Using the records below, please work out how many lines contain "placeholder"; answer with the number alone.
[Extracted information start]
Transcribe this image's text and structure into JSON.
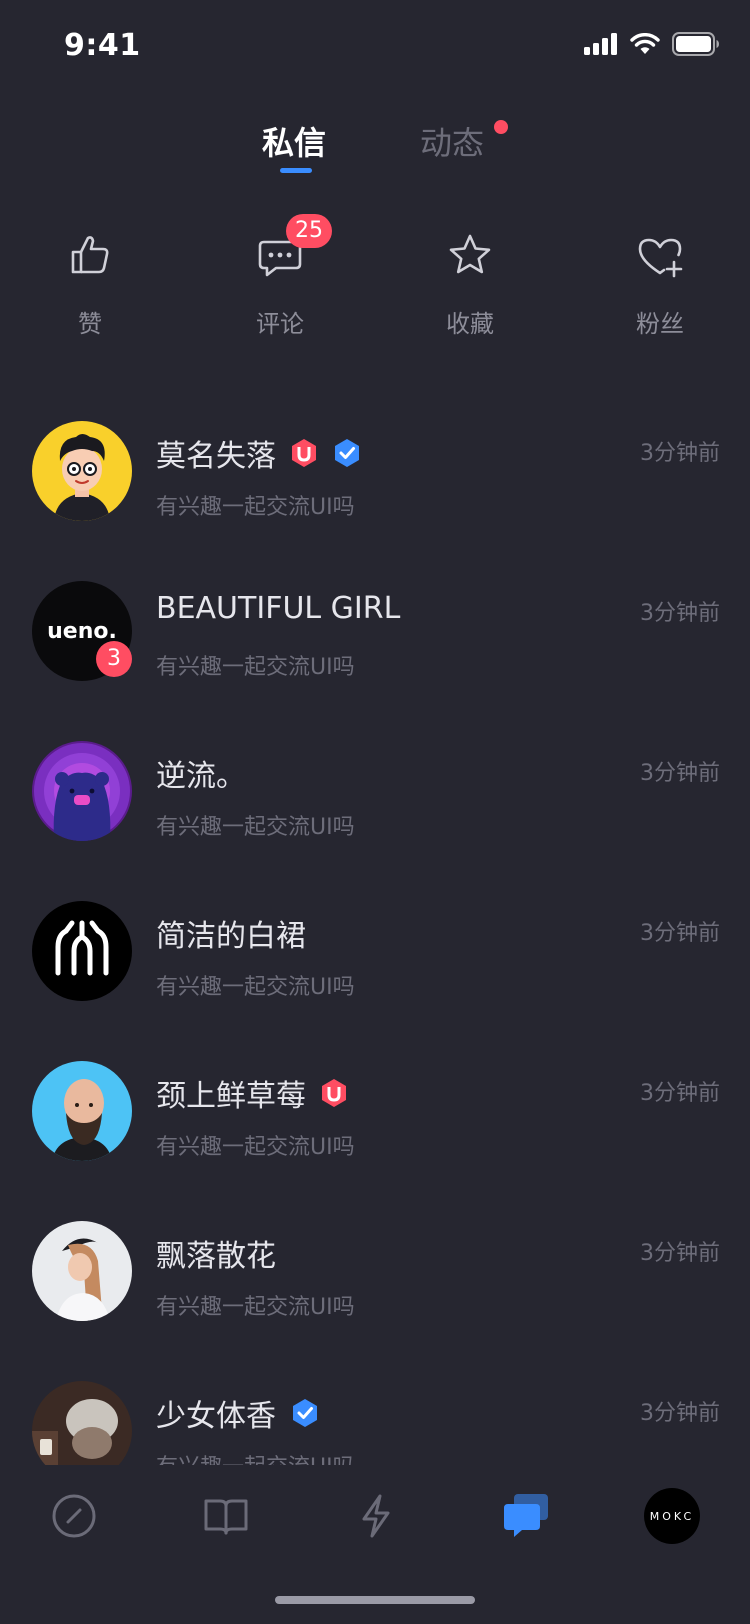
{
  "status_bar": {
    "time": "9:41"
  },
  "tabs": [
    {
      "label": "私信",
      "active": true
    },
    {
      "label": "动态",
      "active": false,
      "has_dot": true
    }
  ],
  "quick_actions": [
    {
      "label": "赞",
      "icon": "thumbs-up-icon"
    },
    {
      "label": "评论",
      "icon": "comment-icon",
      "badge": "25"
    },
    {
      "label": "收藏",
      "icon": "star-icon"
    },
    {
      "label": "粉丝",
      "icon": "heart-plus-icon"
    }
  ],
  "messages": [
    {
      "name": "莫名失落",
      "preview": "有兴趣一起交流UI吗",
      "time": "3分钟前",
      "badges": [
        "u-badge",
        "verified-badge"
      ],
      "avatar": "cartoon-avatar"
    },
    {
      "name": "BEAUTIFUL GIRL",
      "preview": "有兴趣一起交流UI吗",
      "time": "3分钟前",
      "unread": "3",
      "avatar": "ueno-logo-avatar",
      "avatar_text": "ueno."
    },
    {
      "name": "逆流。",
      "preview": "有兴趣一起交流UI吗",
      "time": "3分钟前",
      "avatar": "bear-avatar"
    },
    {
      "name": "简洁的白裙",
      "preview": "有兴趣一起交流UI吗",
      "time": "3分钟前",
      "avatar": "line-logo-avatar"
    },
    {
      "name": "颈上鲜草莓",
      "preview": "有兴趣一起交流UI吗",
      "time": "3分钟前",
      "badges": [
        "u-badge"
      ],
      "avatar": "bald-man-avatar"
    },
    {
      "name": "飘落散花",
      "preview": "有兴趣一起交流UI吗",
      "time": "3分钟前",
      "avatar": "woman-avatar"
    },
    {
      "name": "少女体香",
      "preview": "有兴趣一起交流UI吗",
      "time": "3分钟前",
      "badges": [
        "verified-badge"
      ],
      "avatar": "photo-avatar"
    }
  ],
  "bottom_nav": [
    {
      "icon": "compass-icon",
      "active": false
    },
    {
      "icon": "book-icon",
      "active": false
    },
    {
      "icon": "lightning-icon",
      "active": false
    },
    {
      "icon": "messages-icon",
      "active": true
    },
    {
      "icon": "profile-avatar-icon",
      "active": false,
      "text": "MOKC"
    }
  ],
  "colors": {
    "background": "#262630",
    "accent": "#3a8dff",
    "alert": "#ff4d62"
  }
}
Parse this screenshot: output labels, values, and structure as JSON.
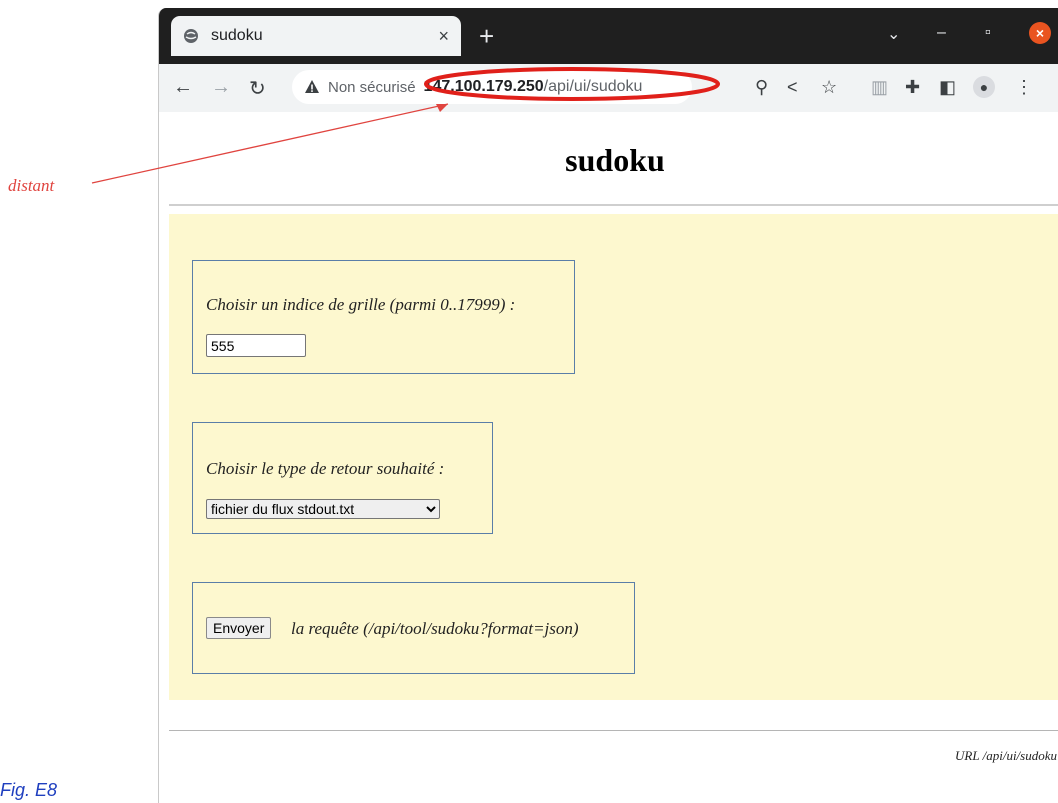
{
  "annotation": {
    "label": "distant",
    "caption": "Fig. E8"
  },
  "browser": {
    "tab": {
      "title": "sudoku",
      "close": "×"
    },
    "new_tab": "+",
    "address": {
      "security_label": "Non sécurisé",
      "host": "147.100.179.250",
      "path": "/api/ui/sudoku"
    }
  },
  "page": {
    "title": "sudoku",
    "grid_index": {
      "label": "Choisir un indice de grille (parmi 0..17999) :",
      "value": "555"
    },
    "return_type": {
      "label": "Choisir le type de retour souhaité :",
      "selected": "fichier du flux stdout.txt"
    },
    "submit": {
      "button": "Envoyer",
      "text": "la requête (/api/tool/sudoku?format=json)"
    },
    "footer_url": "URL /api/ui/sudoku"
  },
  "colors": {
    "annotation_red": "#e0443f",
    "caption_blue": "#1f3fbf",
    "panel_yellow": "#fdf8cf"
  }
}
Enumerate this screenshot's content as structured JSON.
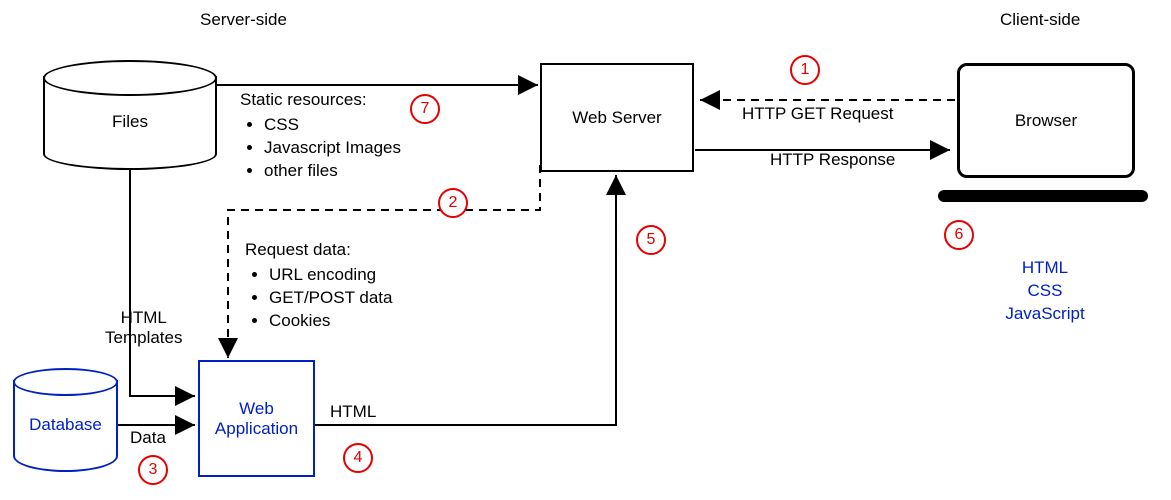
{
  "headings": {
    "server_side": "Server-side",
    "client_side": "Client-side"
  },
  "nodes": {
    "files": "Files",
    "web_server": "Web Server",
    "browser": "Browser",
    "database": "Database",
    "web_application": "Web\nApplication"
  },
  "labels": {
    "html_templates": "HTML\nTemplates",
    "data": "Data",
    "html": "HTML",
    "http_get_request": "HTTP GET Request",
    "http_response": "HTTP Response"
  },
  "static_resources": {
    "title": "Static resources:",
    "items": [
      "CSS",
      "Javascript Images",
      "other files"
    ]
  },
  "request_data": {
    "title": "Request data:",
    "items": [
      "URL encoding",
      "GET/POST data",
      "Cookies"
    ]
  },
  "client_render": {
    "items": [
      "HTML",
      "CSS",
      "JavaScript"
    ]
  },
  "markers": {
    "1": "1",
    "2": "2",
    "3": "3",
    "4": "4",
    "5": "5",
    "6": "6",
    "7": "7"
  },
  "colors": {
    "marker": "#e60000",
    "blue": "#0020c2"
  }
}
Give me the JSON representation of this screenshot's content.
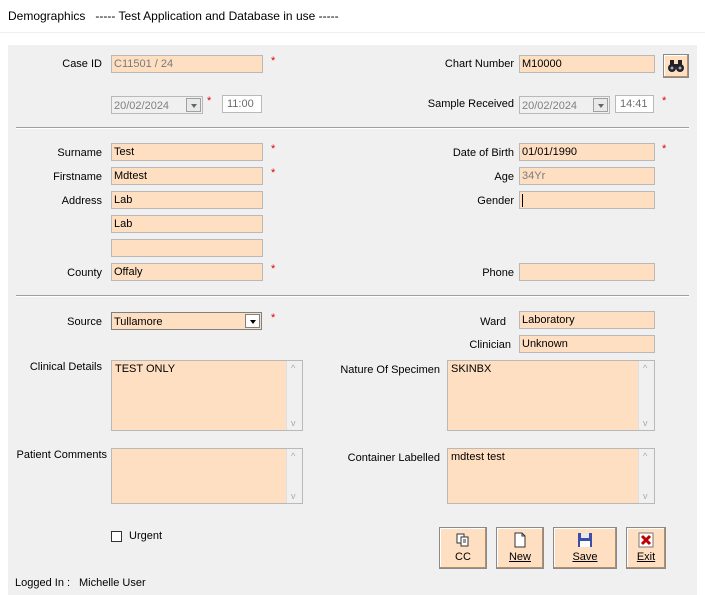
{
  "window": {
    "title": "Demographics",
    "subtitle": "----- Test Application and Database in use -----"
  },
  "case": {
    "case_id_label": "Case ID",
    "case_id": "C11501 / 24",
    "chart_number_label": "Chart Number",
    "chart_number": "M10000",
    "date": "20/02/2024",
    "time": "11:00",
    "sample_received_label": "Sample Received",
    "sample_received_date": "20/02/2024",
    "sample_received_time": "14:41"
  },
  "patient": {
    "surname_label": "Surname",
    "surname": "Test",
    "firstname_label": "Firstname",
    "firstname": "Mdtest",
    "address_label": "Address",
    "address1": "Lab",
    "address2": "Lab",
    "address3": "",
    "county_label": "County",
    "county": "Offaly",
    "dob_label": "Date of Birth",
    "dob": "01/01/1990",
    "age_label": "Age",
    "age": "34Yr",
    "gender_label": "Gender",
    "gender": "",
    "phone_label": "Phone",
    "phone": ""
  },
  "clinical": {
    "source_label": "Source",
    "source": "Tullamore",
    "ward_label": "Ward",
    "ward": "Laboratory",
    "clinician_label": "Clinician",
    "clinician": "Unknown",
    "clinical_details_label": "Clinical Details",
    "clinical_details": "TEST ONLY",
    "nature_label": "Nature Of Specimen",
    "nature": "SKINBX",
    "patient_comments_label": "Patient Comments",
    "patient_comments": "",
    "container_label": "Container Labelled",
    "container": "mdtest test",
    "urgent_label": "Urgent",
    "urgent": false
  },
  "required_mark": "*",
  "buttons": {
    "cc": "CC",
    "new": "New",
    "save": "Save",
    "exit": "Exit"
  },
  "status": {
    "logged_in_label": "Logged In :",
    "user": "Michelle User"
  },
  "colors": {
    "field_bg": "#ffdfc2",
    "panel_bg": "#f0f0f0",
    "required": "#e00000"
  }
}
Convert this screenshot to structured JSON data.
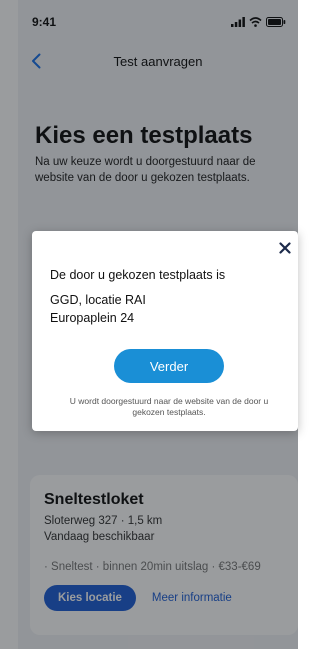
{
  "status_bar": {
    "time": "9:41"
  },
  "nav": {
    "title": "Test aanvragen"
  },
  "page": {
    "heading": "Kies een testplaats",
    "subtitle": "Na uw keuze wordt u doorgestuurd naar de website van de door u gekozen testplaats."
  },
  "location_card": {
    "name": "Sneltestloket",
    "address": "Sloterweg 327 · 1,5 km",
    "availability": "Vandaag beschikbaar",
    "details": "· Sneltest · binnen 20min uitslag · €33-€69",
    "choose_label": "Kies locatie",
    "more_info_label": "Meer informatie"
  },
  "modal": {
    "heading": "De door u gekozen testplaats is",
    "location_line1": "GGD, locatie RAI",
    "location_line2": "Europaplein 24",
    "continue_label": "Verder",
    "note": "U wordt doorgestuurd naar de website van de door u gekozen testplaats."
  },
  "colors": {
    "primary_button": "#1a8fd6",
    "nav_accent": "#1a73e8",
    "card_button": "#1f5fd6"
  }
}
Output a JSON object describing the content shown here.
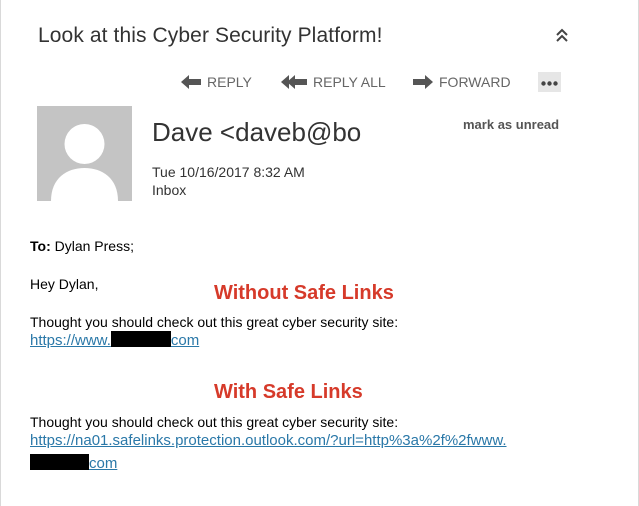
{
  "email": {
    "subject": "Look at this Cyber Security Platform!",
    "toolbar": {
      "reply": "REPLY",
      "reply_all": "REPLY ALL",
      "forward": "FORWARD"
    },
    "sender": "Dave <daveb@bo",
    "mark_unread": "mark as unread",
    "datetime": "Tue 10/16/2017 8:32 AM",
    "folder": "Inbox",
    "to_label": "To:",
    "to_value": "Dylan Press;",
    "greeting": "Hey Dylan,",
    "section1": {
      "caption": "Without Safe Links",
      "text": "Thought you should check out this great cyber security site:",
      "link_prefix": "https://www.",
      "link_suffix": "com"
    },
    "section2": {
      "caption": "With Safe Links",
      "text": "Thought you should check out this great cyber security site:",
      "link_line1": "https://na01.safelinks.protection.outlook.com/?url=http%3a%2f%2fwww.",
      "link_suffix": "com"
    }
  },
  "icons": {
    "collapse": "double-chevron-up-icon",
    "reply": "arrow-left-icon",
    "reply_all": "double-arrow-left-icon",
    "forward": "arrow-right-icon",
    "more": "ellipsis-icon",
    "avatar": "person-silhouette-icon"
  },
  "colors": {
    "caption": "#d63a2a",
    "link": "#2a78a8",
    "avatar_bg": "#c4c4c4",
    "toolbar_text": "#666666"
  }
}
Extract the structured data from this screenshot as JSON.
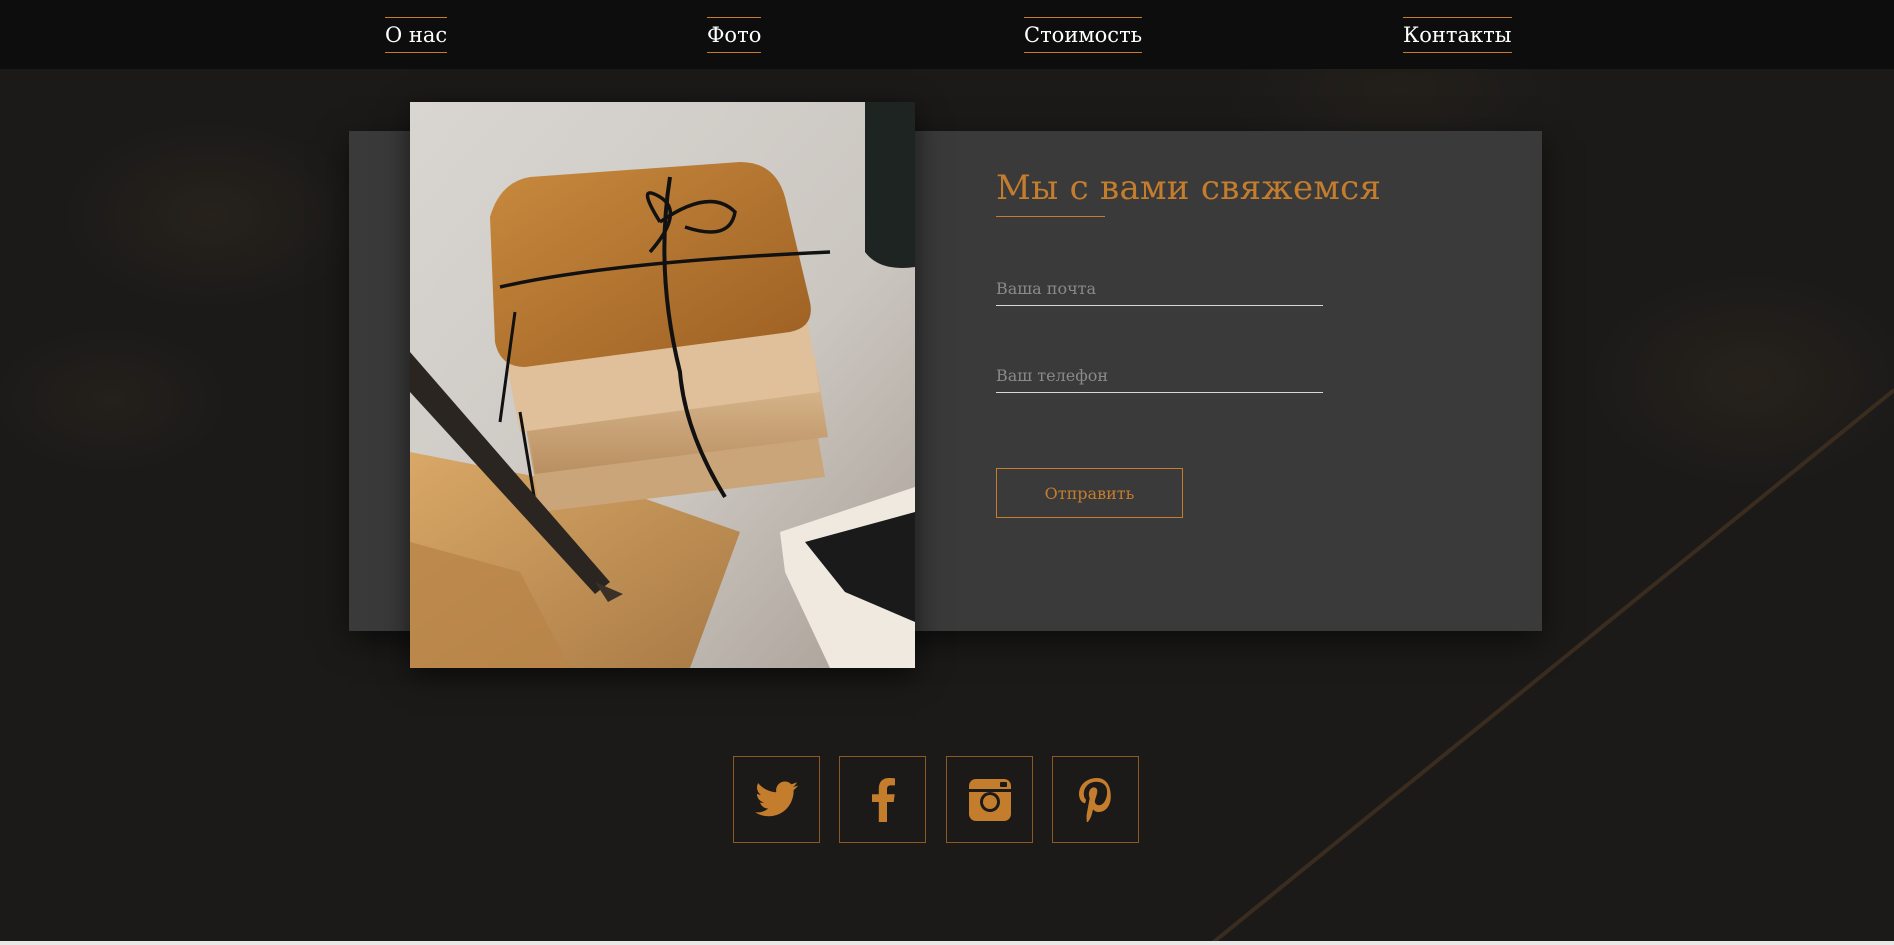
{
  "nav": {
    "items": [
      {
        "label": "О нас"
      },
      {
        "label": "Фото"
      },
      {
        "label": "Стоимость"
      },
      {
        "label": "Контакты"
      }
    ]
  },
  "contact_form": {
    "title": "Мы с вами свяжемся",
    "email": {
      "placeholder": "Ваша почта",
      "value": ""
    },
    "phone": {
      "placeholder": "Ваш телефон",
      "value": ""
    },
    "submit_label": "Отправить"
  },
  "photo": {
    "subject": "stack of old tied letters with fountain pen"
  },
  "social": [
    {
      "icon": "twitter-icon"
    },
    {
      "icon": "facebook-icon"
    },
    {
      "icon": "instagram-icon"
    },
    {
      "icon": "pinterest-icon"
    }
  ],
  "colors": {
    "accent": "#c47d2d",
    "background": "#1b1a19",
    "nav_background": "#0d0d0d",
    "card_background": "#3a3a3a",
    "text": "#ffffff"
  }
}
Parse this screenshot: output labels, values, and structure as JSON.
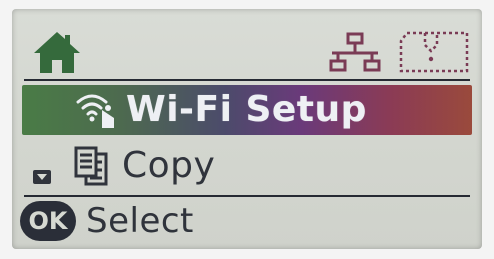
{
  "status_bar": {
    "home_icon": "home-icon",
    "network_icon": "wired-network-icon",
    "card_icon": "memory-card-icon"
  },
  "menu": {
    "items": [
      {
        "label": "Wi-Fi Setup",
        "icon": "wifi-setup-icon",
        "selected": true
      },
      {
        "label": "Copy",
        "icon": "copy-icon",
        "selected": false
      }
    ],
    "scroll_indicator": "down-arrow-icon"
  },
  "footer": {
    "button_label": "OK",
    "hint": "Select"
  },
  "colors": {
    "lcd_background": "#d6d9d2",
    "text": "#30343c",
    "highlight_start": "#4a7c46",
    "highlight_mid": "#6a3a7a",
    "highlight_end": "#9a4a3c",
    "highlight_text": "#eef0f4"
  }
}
[Extracted information end]
# [Written answer]
2